(Records from a dataset)
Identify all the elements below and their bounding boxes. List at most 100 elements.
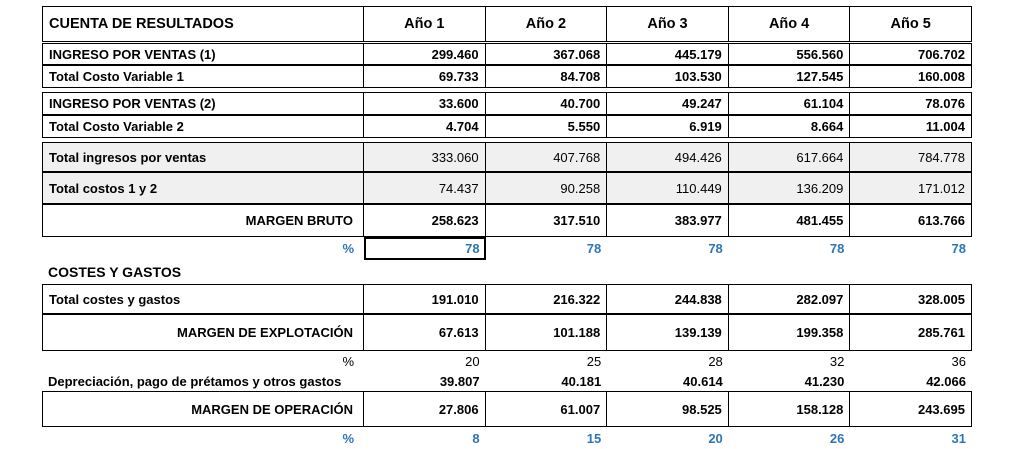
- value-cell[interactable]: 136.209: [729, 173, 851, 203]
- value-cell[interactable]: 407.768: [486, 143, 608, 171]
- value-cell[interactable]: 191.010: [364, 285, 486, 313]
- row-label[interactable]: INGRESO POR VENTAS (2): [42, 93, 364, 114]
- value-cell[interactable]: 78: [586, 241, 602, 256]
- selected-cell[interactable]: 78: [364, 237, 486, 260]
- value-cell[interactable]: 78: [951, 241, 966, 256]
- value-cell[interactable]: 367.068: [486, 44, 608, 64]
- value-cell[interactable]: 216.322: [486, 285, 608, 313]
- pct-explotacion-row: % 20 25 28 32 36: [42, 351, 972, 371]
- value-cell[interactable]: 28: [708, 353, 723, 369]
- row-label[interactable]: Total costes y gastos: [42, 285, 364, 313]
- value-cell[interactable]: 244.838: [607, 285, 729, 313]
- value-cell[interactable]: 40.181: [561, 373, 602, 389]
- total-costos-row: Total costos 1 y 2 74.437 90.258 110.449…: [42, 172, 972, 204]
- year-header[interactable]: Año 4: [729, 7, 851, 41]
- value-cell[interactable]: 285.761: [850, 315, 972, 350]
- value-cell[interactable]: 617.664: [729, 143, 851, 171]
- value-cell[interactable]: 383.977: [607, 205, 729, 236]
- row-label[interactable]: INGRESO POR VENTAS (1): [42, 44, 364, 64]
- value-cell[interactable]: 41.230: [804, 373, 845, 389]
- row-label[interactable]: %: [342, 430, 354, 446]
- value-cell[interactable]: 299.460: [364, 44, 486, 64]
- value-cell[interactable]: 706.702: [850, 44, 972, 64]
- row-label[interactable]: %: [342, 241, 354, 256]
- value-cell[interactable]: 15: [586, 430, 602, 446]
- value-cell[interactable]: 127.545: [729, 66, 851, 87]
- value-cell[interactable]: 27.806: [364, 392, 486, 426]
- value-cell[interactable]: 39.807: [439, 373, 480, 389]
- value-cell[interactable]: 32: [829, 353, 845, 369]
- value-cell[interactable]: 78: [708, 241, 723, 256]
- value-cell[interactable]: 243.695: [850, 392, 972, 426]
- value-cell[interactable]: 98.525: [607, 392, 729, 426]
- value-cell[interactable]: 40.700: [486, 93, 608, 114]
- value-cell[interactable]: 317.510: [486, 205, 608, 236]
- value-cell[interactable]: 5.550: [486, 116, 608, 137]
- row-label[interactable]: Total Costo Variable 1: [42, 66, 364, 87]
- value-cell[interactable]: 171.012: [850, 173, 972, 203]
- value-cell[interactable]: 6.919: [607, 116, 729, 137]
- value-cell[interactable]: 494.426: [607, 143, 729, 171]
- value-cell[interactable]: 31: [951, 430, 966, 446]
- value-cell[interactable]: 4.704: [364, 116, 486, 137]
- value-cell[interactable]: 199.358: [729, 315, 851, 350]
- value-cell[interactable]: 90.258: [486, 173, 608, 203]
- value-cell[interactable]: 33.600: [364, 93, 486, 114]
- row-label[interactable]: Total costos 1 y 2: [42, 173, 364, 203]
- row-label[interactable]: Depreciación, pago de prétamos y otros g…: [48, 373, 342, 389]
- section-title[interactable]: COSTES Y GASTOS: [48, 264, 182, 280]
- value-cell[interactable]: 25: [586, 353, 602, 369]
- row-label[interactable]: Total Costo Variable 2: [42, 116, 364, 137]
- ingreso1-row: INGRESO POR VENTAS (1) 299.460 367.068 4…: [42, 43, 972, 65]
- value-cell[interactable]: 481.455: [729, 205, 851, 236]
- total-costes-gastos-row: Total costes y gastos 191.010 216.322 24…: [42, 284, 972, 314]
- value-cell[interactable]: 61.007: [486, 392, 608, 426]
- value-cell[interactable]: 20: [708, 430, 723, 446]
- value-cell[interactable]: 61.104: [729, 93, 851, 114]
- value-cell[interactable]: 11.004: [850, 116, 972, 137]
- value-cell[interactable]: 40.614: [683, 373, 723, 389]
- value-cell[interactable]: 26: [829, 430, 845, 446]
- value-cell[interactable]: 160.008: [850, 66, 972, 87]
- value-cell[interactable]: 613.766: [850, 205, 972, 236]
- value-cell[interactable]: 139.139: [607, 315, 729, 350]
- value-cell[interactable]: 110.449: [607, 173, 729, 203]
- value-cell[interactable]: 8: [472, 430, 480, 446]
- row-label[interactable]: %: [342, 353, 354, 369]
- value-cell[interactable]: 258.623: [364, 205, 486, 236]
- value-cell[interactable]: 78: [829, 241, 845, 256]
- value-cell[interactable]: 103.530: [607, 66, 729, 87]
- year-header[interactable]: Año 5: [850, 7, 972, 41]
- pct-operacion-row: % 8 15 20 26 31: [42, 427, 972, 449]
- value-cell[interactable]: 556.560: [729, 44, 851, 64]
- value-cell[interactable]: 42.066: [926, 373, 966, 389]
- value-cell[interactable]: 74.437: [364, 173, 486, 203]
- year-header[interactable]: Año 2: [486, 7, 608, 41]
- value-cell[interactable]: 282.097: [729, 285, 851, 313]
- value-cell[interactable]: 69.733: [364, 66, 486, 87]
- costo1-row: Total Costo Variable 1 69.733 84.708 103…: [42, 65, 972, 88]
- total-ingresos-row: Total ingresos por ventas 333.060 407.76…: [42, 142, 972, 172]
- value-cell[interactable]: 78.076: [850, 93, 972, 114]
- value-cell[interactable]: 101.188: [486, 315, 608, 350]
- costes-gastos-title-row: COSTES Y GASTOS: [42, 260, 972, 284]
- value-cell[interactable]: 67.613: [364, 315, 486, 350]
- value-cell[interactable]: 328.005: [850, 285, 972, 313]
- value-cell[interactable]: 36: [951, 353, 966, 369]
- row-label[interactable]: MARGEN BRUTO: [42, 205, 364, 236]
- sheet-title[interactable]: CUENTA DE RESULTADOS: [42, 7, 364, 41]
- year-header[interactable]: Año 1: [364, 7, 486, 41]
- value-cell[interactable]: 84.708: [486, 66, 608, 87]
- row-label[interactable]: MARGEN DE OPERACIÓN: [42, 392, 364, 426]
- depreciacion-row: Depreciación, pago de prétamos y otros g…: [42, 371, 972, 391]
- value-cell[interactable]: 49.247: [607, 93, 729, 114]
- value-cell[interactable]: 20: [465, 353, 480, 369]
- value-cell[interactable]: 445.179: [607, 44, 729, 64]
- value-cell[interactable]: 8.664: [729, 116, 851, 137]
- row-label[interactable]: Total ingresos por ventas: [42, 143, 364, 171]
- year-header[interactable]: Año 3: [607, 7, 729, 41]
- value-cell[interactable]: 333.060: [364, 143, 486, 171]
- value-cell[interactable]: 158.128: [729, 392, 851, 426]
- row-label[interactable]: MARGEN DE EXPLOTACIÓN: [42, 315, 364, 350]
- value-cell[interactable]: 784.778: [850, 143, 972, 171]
--
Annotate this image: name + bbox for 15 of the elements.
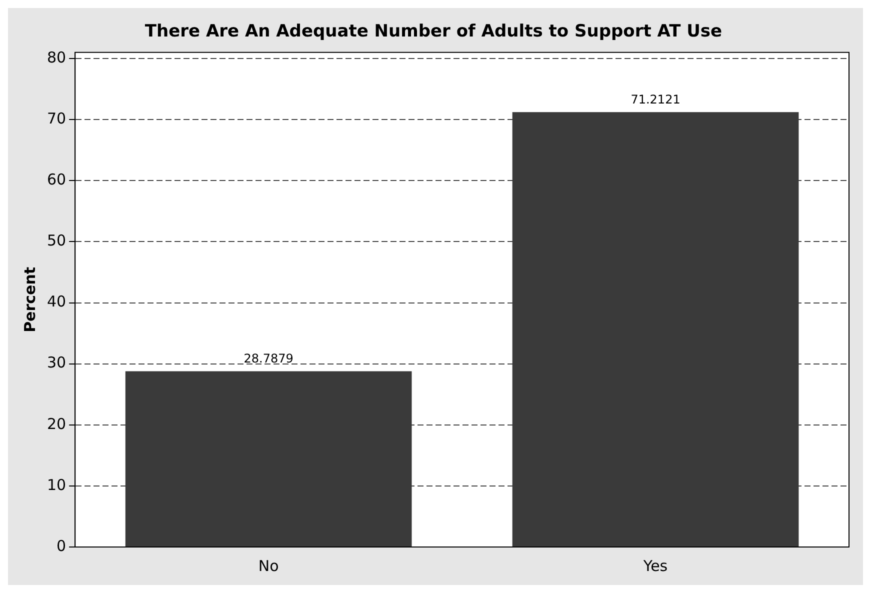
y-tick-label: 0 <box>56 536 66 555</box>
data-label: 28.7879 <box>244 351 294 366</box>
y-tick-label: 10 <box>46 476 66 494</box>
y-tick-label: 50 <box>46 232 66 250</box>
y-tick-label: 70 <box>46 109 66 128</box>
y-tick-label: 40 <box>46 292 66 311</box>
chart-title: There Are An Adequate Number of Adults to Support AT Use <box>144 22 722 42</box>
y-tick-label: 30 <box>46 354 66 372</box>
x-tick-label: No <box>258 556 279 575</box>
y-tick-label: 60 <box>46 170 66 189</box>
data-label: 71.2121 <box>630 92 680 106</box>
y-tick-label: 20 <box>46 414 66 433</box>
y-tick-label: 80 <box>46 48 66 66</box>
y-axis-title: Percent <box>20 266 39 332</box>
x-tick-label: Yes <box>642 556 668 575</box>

- _EXERCISE AIM_: Print the lines of the items that run from the line containing "Annotate this image: name" through the line containing "x-tick-label: Yes <box>642 556 668 575</box>", both included, with no changes. Leave the pictures out of your answer.

- _RESPONSE TO THE TASK_:
Annotate this image: name + bbox for 15 of the elements.
y-tick-label: 0 <box>56 536 66 555</box>
data-label: 28.7879 <box>244 351 294 366</box>
y-tick-label: 10 <box>46 476 66 494</box>
y-tick-label: 50 <box>46 232 66 250</box>
y-tick-label: 70 <box>46 109 66 128</box>
y-tick-label: 40 <box>46 292 66 311</box>
chart-title: There Are An Adequate Number of Adults to Support AT Use <box>144 22 722 42</box>
y-tick-label: 30 <box>46 354 66 372</box>
x-tick-label: No <box>258 556 279 575</box>
y-tick-label: 60 <box>46 170 66 189</box>
data-label: 71.2121 <box>630 92 680 106</box>
y-tick-label: 20 <box>46 414 66 433</box>
y-tick-label: 80 <box>46 48 66 66</box>
y-axis-title: Percent <box>20 266 39 332</box>
x-tick-label: Yes <box>642 556 668 575</box>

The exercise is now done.